╭─ SUPPLIED INFORMATION

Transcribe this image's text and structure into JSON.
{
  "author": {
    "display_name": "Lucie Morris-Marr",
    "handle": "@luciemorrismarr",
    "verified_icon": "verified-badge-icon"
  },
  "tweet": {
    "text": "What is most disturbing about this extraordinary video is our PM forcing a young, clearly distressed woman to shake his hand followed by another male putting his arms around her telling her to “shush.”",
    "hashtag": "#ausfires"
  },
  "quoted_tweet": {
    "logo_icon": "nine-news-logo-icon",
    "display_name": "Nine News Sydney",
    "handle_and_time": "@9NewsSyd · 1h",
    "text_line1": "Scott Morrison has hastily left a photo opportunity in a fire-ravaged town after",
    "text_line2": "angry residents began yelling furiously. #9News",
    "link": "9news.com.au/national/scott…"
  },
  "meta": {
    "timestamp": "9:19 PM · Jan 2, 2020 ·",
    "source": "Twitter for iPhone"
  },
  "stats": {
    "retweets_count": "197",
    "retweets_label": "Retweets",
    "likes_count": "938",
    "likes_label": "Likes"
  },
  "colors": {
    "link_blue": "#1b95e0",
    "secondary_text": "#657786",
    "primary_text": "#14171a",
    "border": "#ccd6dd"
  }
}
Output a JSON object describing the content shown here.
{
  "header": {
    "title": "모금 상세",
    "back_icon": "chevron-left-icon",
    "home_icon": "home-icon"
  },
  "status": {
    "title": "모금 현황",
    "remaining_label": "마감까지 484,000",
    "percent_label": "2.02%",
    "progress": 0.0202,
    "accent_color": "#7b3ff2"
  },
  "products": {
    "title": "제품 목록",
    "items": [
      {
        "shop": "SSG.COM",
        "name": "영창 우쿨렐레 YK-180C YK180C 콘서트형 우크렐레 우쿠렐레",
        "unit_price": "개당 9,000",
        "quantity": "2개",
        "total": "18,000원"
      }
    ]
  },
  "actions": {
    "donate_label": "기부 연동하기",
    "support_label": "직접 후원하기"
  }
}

╰─

Reproduce the material verbatim, line by line.

EXERCISE ANSWER:
Transcribe this image's text and structure into JSON.
{
  "author": {
    "display_name": "Lucie Morris-Marr",
    "handle": "@luciemorrismarr",
    "verified_icon": "verified-badge-icon"
  },
  "tweet": {
    "text": "What is most disturbing about this extraordinary video is our PM forcing a young, clearly distressed woman to shake his hand followed by another male putting his arms around her telling her to “shush.”",
    "hashtag": "#ausfires"
  },
  "quoted_tweet": {
    "logo_icon": "nine-news-logo-icon",
    "display_name": "Nine News Sydney",
    "handle_and_time": "@9NewsSyd · 1h",
    "text_line1": "Scott Morrison has hastily left a photo opportunity in a fire-ravaged town after",
    "text_line2": "angry residents began yelling furiously. #9News",
    "link": "9news.com.au/national/scott…"
  },
  "meta": {
    "timestamp": "9:19 PM · Jan 2, 2020 ·",
    "source": "Twitter for iPhone"
  },
  "stats": {
    "retweets_count": "197",
    "retweets_label": "Retweets",
    "likes_count": "938",
    "likes_label": "Likes"
  },
  "colors": {
    "link_blue": "#1b95e0",
    "secondary_text": "#657786",
    "primary_text": "#14171a",
    "border": "#ccd6dd"
  }
}
Output a JSON object describing the content shown here.
{
  "header": {
    "title": "모금 상세",
    "back_icon": "chevron-left-icon",
    "home_icon": "home-icon"
  },
  "status": {
    "title": "모금 현황",
    "remaining_label": "마감까지 484,000",
    "percent_label": "2.02%",
    "progress": 0.0202,
    "accent_color": "#7b3ff2"
  },
  "products": {
    "title": "제품 목록",
    "items": [
      {
        "shop": "SSG.COM",
        "name": "영창 우쿨렐레 YK-180C YK180C 콘서트형 우크렐레 우쿠렐레",
        "unit_price": "개당 9,000",
        "quantity": "2개",
        "total": "18,000원"
      }
    ]
  },
  "actions": {
    "donate_label": "기부 연동하기",
    "support_label": "직접 후원하기"
  }
}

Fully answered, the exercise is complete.